• Work to do
Extract all lines from the data beneath that include the word "polar".

* Start *

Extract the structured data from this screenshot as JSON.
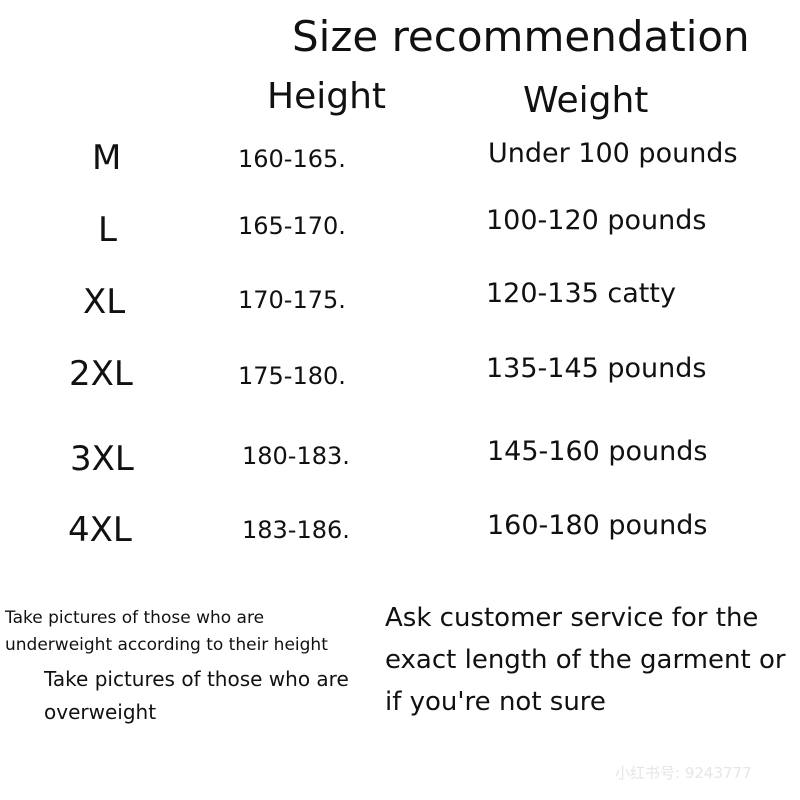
{
  "title": "Size recommendation",
  "headers": {
    "height": "Height",
    "weight": "Weight"
  },
  "rows": [
    {
      "size": "M",
      "height": "160-165.",
      "weight": "Under 100 pounds"
    },
    {
      "size": "L",
      "height": "165-170.",
      "weight": "100-120 pounds"
    },
    {
      "size": "XL",
      "height": "170-175.",
      "weight": "120-135 catty"
    },
    {
      "size": "2XL",
      "height": "175-180.",
      "weight": "135-145 pounds"
    },
    {
      "size": "3XL",
      "height": "180-183.",
      "weight": "145-160 pounds"
    },
    {
      "size": "4XL",
      "height": "183-186.",
      "weight": "160-180 pounds"
    }
  ],
  "notes": {
    "underweight_1": "Take pictures of those who are",
    "underweight_2": "underweight according to their height",
    "overweight_1": "Take pictures of those who are",
    "overweight_2": "overweight",
    "service_1": "Ask customer service for the",
    "service_2": "exact length of the garment or",
    "service_3": " if you're not sure"
  },
  "watermark": "小红书号: 9243777"
}
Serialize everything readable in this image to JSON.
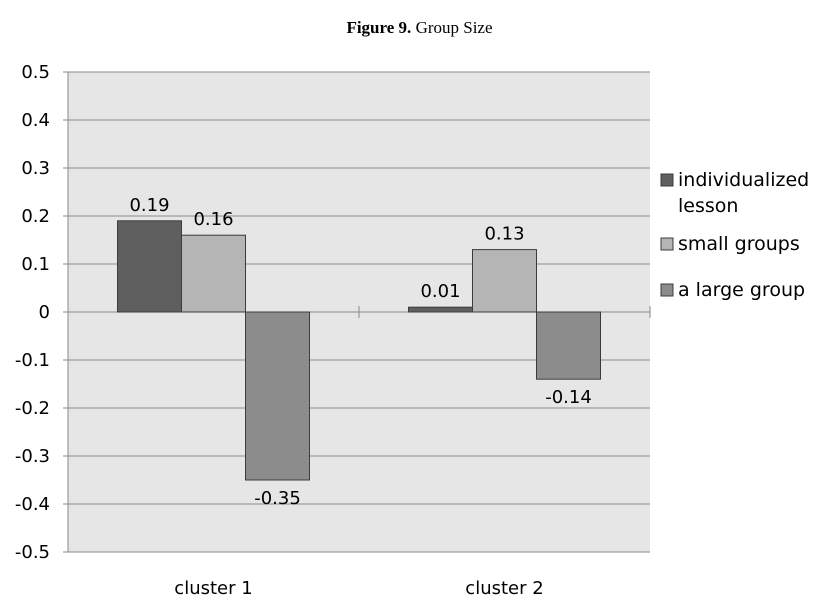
{
  "figure_label": "Figure 9.",
  "chart_data": {
    "type": "bar",
    "title": "Group Size",
    "categories": [
      "cluster 1",
      "cluster 2"
    ],
    "series": [
      {
        "name": "individualized lesson",
        "values": [
          0.19,
          0.01
        ],
        "color": "#5f5f5f"
      },
      {
        "name": "small groups",
        "values": [
          0.16,
          0.13
        ],
        "color": "#b5b5b5"
      },
      {
        "name": "a large group",
        "values": [
          -0.35,
          -0.14
        ],
        "color": "#8c8c8c"
      }
    ],
    "data_labels": [
      [
        "0.19",
        "0.01"
      ],
      [
        "0.16",
        "0.13"
      ],
      [
        "-0.35",
        "-0.14"
      ]
    ],
    "yticks": [
      "0.5",
      "0.4",
      "0.3",
      "0.2",
      "0.1",
      "0",
      "-0.1",
      "-0.2",
      "-0.3",
      "-0.4",
      "-0.5"
    ],
    "ylim": [
      -0.5,
      0.5
    ],
    "grid": true,
    "plot_background": "#e6e6e6",
    "legend_position": "right"
  }
}
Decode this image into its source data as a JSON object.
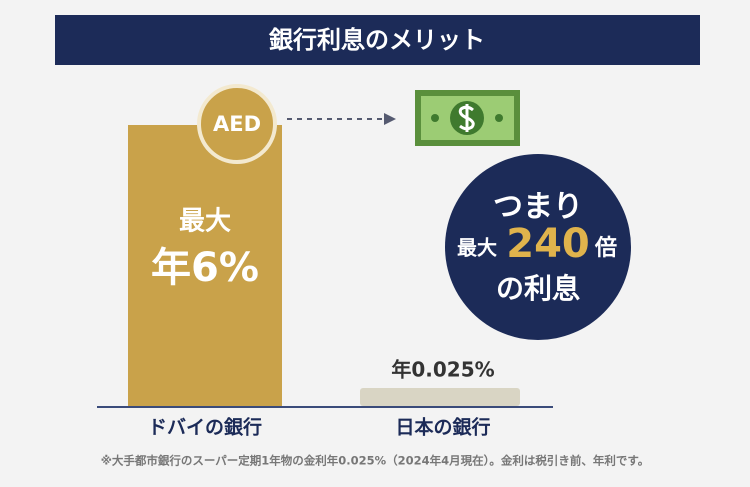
{
  "header": {
    "title": "銀行利息のメリット"
  },
  "dubai": {
    "coin": "AED",
    "max": "最大",
    "rate": "年6%",
    "name": "ドバイの銀行"
  },
  "japan": {
    "rate": "年0.025%",
    "name": "日本の銀行"
  },
  "callout": {
    "line1": "つまり",
    "prefix": "最大",
    "number": "240",
    "suffix": "倍",
    "line3": "の利息"
  },
  "footnote": "※大手都市銀行のスーパー定期1年物の金利年0.025%（2024年4月現在）。金利は税引き前、年利です。"
}
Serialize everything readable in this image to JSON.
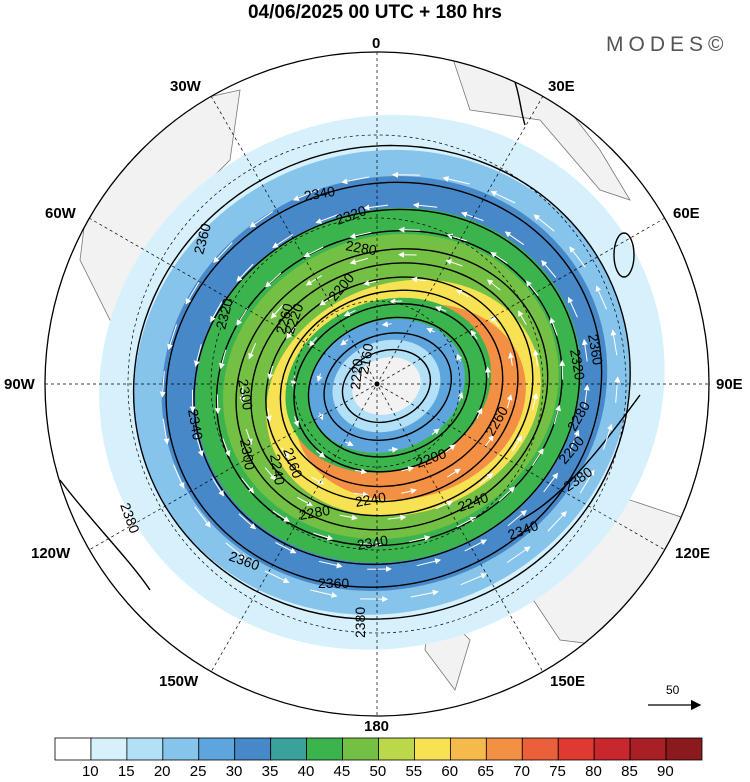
{
  "title": "04/06/2025  00 UTC  + 180 hrs",
  "brand": "MODES©",
  "longitude_labels": [
    "0",
    "30E",
    "60E",
    "90E",
    "120E",
    "150E",
    "180",
    "150W",
    "120W",
    "90W",
    "60W",
    "30W"
  ],
  "contour_labels": [
    "2160",
    "2160",
    "2200",
    "2200",
    "2200",
    "2220",
    "2220",
    "2240",
    "2240",
    "2240",
    "2260",
    "2260",
    "2280",
    "2280",
    "2280",
    "2300",
    "2300",
    "2320",
    "2320",
    "2320",
    "2340",
    "2340",
    "2340",
    "2340",
    "2360",
    "2360",
    "2360",
    "2360",
    "2380",
    "2380",
    "2380"
  ],
  "reference_vector": {
    "value": "50",
    "icon": "arrow-right-icon"
  },
  "colorbar": {
    "ticks": [
      "10",
      "15",
      "20",
      "25",
      "30",
      "35",
      "40",
      "45",
      "50",
      "55",
      "60",
      "65",
      "70",
      "75",
      "80",
      "85",
      "90"
    ],
    "colors": [
      "#ffffff",
      "#d6f1fc",
      "#b2e0f7",
      "#86c4ec",
      "#5fa5dd",
      "#4688c8",
      "#3aa29b",
      "#3cb44d",
      "#74c044",
      "#bad84a",
      "#f7e253",
      "#f6b94b",
      "#f39043",
      "#e9603a",
      "#de3a32",
      "#c8272d",
      "#a91f26",
      "#8a1a1e"
    ]
  },
  "chart_data": {
    "type": "polar-stereographic-map",
    "projection": "south polar stereographic",
    "shaded_field_range": [
      10,
      90
    ],
    "contour_interval": 20,
    "contour_range": [
      2160,
      2380
    ],
    "streamline_arrows": "white"
  }
}
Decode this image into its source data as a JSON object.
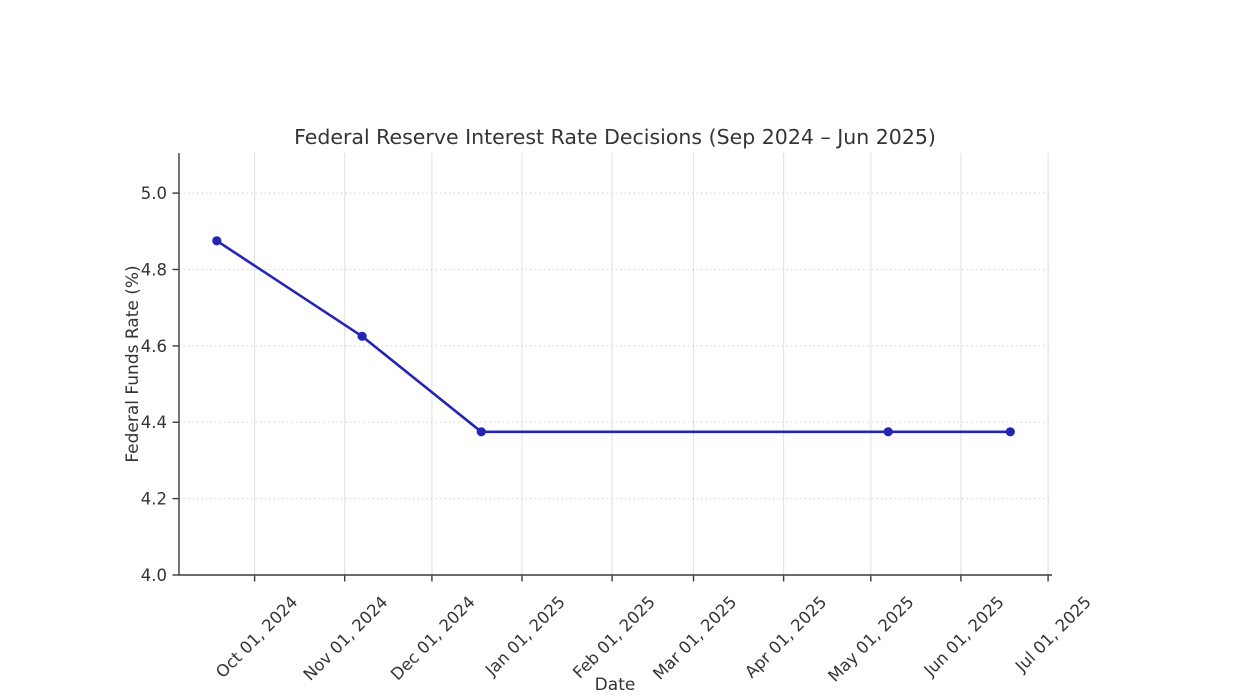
{
  "chart_data": {
    "type": "line",
    "title": "Federal Reserve Interest Rate Decisions (Sep 2024 – Jun 2025)",
    "xlabel": "Date",
    "ylabel": "Federal Funds Rate (%)",
    "legend_position": "none",
    "grid": {
      "vertical": "solid",
      "horizontal": "dotted"
    },
    "series": [
      {
        "color": "#2525b5",
        "marker": "circle",
        "points": [
          {
            "date": "2024-09-18",
            "value": 4.875
          },
          {
            "date": "2024-11-07",
            "value": 4.625
          },
          {
            "date": "2024-12-18",
            "value": 4.375
          },
          {
            "date": "2025-05-07",
            "value": 4.375
          },
          {
            "date": "2025-06-18",
            "value": 4.375
          }
        ]
      }
    ],
    "x_axis": {
      "type": "date",
      "min": "2024-09-05",
      "max": "2025-07-02",
      "tick_rotation_deg": 45,
      "ticks": [
        {
          "date": "2024-10-01",
          "label": "Oct 01, 2024"
        },
        {
          "date": "2024-11-01",
          "label": "Nov 01, 2024"
        },
        {
          "date": "2024-12-01",
          "label": "Dec 01, 2024"
        },
        {
          "date": "2025-01-01",
          "label": "Jan 01, 2025"
        },
        {
          "date": "2025-02-01",
          "label": "Feb 01, 2025"
        },
        {
          "date": "2025-03-01",
          "label": "Mar 01, 2025"
        },
        {
          "date": "2025-04-01",
          "label": "Apr 01, 2025"
        },
        {
          "date": "2025-05-01",
          "label": "May 01, 2025"
        },
        {
          "date": "2025-06-01",
          "label": "Jun 01, 2025"
        },
        {
          "date": "2025-07-01",
          "label": "Jul 01, 2025"
        }
      ]
    },
    "y_axis": {
      "min": 4.0,
      "max": 5.105,
      "ticks": [
        {
          "value": 4.0,
          "label": "4.0"
        },
        {
          "value": 4.2,
          "label": "4.2"
        },
        {
          "value": 4.4,
          "label": "4.4"
        },
        {
          "value": 4.6,
          "label": "4.6"
        },
        {
          "value": 4.8,
          "label": "4.8"
        },
        {
          "value": 5.0,
          "label": "5.0"
        }
      ]
    }
  },
  "style": {
    "background": "#ffffff",
    "axis_color": "#3c3c3c",
    "tick_label_color": "#343434",
    "grid_vertical_color": "#e4e4e4",
    "grid_horizontal_color": "#d8d8d8",
    "marker_radius": 4.6,
    "line_width": 2.6
  }
}
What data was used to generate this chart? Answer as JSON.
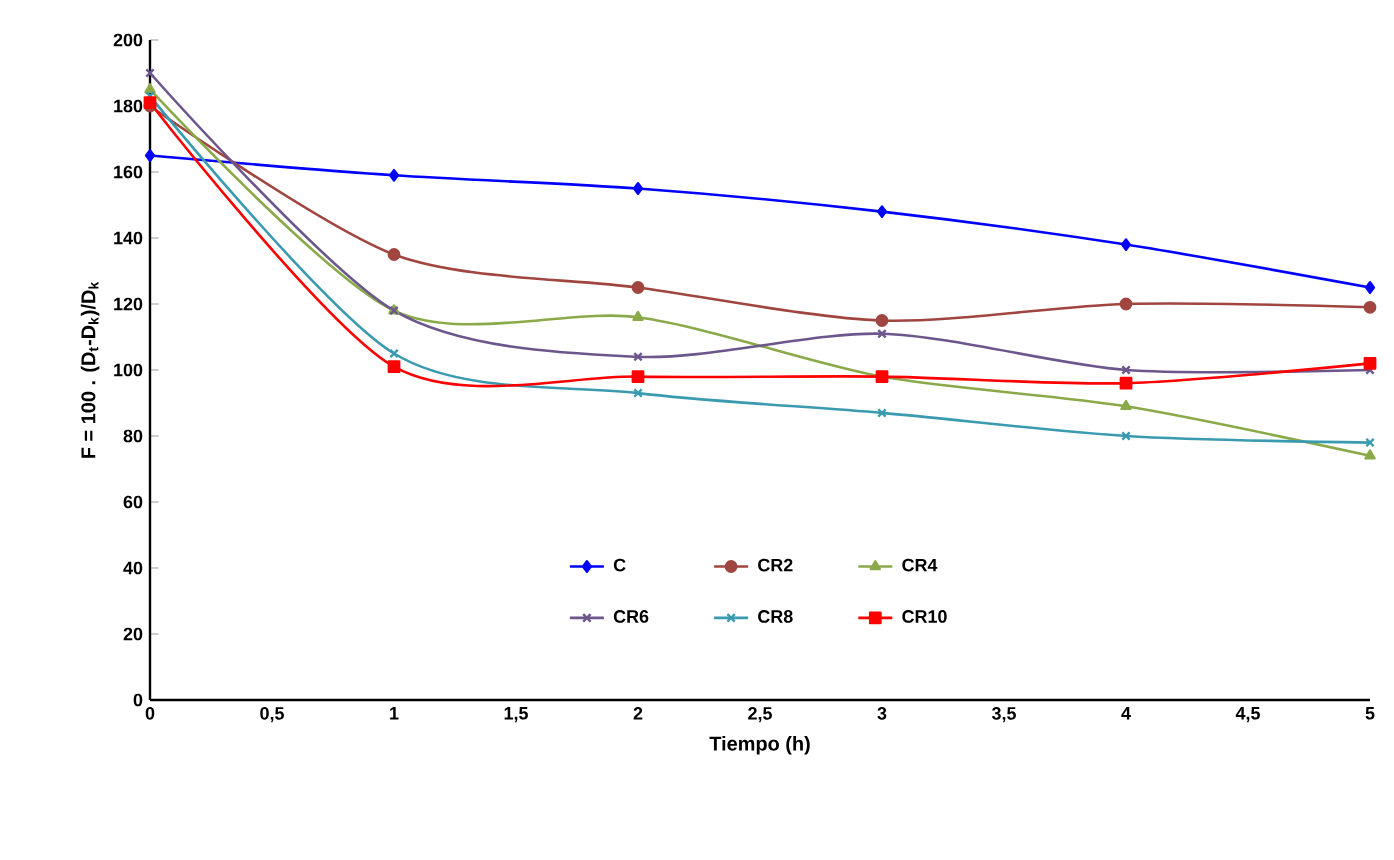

* End *

• Answer to the task
    "type": "polar-stereographic-map",
    "projection": "south polar stereographic",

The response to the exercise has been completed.